**PROMPT:** Lay out the lines below as a Markdown table with two columns, n for the row number and Line for the line itself, leaving out any blank lines.

— BEGIN ENTRIES SHOWN —

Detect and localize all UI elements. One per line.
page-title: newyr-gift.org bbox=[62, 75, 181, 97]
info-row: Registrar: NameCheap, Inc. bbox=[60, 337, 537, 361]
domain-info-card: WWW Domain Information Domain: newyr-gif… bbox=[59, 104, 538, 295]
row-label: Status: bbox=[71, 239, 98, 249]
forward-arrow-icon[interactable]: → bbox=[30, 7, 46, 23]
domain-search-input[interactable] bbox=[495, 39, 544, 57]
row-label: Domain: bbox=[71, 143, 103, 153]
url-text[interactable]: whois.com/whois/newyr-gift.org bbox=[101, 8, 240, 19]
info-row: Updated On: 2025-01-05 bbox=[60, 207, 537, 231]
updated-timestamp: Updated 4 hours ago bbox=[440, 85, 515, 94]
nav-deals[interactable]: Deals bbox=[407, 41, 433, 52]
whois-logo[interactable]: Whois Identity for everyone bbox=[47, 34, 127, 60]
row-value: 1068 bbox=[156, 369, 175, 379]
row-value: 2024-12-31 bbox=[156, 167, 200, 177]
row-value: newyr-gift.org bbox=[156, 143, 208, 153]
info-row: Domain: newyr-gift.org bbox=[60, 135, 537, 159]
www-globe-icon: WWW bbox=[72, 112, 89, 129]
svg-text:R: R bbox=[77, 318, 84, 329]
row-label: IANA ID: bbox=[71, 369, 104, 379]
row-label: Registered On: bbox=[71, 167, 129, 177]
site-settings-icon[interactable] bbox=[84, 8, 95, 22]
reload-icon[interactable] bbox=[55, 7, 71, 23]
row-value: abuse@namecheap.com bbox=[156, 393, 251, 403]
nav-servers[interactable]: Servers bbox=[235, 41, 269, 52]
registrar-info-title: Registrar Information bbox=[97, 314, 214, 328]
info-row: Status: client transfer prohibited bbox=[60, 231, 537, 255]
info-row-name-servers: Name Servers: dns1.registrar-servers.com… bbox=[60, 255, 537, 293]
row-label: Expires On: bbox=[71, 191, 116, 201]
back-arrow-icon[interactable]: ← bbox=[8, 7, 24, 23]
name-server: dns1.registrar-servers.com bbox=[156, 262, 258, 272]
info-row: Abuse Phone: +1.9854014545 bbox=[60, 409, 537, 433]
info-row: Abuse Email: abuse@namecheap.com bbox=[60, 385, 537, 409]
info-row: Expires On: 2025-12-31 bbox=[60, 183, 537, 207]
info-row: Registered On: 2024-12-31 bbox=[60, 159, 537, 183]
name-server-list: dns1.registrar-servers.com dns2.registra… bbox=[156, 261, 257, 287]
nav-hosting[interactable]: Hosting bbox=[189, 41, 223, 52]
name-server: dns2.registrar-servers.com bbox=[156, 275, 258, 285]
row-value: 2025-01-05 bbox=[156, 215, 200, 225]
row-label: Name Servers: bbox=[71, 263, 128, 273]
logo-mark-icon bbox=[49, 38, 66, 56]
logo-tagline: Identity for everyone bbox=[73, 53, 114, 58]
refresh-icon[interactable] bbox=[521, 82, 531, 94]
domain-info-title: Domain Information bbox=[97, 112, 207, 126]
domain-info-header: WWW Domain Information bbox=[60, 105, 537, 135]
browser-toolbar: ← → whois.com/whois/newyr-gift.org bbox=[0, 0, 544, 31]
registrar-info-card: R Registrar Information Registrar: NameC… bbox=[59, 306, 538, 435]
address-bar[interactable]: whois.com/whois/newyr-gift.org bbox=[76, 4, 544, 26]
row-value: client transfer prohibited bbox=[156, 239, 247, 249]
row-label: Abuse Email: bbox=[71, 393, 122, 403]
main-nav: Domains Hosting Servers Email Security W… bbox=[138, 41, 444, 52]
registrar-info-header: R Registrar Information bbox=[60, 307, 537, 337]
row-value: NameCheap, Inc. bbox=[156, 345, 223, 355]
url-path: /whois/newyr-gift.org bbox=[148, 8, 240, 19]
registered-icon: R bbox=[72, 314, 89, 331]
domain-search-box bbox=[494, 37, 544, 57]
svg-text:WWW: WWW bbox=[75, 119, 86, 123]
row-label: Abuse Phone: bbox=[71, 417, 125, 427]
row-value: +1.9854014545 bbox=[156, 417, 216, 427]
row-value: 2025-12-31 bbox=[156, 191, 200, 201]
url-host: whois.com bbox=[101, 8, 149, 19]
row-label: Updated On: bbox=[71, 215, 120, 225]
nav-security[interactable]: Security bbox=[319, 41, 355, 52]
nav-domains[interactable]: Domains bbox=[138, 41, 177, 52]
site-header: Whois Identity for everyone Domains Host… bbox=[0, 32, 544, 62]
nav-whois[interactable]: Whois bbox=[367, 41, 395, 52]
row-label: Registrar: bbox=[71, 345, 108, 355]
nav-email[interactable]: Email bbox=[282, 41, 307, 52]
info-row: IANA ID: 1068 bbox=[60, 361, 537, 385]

— END ENTRIES SHOWN —

**SOLUTION TO THIS EXERCISE:**
| n | Line |
|---|---|
| 1 | Detect and localize all UI elements. One per line. |
| 2 | page-title: newyr-gift.org bbox=[62, 75, 181, 97] |
| 3 | info-row: Registrar: NameCheap, Inc. bbox=[60, 337, 537, 361] |
| 4 | domain-info-card: WWW Domain Information Domain: newyr-gif… bbox=[59, 104, 538, 295] |
| 5 | row-label: Status: bbox=[71, 239, 98, 249] |
| 6 | forward-arrow-icon[interactable]: → bbox=[30, 7, 46, 23] |
| 7 | domain-search-input[interactable] bbox=[495, 39, 544, 57] |
| 8 | row-label: Domain: bbox=[71, 143, 103, 153] |
| 9 | url-text[interactable]: whois.com/whois/newyr-gift.org bbox=[101, 8, 240, 19] |
| 10 | info-row: Updated On: 2025-01-05 bbox=[60, 207, 537, 231] |
| 11 | updated-timestamp: Updated 4 hours ago bbox=[440, 85, 515, 94] |
| 12 | nav-deals[interactable]: Deals bbox=[407, 41, 433, 52] |
| 13 | whois-logo[interactable]: Whois Identity for everyone bbox=[47, 34, 127, 60] |
| 14 | row-value: 1068 bbox=[156, 369, 175, 379] |
| 15 | row-value: 2024-12-31 bbox=[156, 167, 200, 177] |
| 16 | row-value: newyr-gift.org bbox=[156, 143, 208, 153] |
| 17 | info-row: Domain: newyr-gift.org bbox=[60, 135, 537, 159] |
| 18 | www-globe-icon: WWW bbox=[72, 112, 89, 129] |
| 19 | svg-text:R: R bbox=[77, 318, 84, 329] |
| 20 | row-label: IANA ID: bbox=[71, 369, 104, 379] |
| 21 | row-label: Registered On: bbox=[71, 167, 129, 177] |
| 22 | site-settings-icon[interactable] bbox=[84, 8, 95, 22] |
| 23 | reload-icon[interactable] bbox=[55, 7, 71, 23] |
| 24 | row-value: abuse@namecheap.com bbox=[156, 393, 251, 403] |
| 25 | nav-servers[interactable]: Servers bbox=[235, 41, 269, 52] |
| 26 | registrar-info-title: Registrar Information bbox=[97, 314, 214, 328] |
| 27 | info-row: Status: client transfer prohibited bbox=[60, 231, 537, 255] |
| 28 | info-row-name-servers: Name Servers: dns1.registrar-servers.com… bbox=[60, 255, 537, 293] |
| 29 | row-label: Expires On: bbox=[71, 191, 116, 201] |
| 30 | back-arrow-icon[interactable]: ← bbox=[8, 7, 24, 23] |
| 31 | name-server: dns1.registrar-servers.com bbox=[156, 262, 258, 272] |
| 32 | info-row: Abuse Phone: +1.9854014545 bbox=[60, 409, 537, 433] |
| 33 | info-row: Abuse Email: abuse@namecheap.com bbox=[60, 385, 537, 409] |
| 34 | info-row: Expires On: 2025-12-31 bbox=[60, 183, 537, 207] |
| 35 | info-row: Registered On: 2024-12-31 bbox=[60, 159, 537, 183] |
| 36 | name-server-list: dns1.registrar-servers.com dns2.registra… bbox=[156, 261, 257, 287] |
| 37 | nav-hosting[interactable]: Hosting bbox=[189, 41, 223, 52] |
| 38 | name-server: dns2.registrar-servers.com bbox=[156, 275, 258, 285] |
| 39 | row-value: 2025-01-05 bbox=[156, 215, 200, 225] |
| 40 | row-label: Name Servers: bbox=[71, 263, 128, 273] |
| 41 | logo-mark-icon bbox=[49, 38, 66, 56] |
| 42 | logo-tagline: Identity for everyone bbox=[73, 53, 114, 58] |
| 43 | refresh-icon[interactable] bbox=[521, 82, 531, 94] |
| 44 | domain-info-title: Domain Information bbox=[97, 112, 207, 126] |
| 45 | domain-info-header: WWW Domain Information bbox=[60, 105, 537, 135] |
| 46 | browser-toolbar: ← → whois.com/whois/newyr-gift.org bbox=[0, 0, 544, 31] |
| 47 | registrar-info-card: R Registrar Information Registrar: NameC… bbox=[59, 306, 538, 435] |
| 48 | address-bar[interactable]: whois.com/whois/newyr-gift.org bbox=[76, 4, 544, 26] |
| 49 | row-value: client transfer prohibited bbox=[156, 239, 247, 249] |
| 50 | row-label: Abuse Email: bbox=[71, 393, 122, 403] |
| 51 | main-nav: Domains Hosting Servers Email Security W… bbox=[138, 41, 444, 52] |
| 52 | registrar-info-header: R Registrar Information bbox=[60, 307, 537, 337] |
| 53 | row-value: NameCheap, Inc. bbox=[156, 345, 223, 355] |
| 54 | url-path: /whois/newyr-gift.org bbox=[148, 8, 240, 19] |
| 55 | registered-icon: R bbox=[72, 314, 89, 331] |
| 56 | domain-search-box bbox=[494, 37, 544, 57] |
| 57 | svg-text:WWW: WWW bbox=[75, 119, 86, 123] |
| 58 | row-label: Abuse Phone: bbox=[71, 417, 125, 427] |
| 59 | row-value: +1.9854014545 bbox=[156, 417, 216, 427] |
| 60 | row-value: 2025-12-31 bbox=[156, 191, 200, 201] |
| 61 | url-host: whois.com bbox=[101, 8, 149, 19] |
| 62 | row-label: Updated On: bbox=[71, 215, 120, 225] |
| 63 | nav-security[interactable]: Security bbox=[319, 41, 355, 52] |
| 64 | nav-domains[interactable]: Domains bbox=[138, 41, 177, 52] |
| 65 | site-header: Whois Identity for everyone Domains Host… bbox=[0, 32, 544, 62] |
| 66 | nav-whois[interactable]: Whois bbox=[367, 41, 395, 52] |
| 67 | row-label: Registrar: bbox=[71, 345, 108, 355] |
| 68 | nav-email[interactable]: Email bbox=[282, 41, 307, 52] |
| 69 | info-row: IANA ID: 1068 bbox=[60, 361, 537, 385] |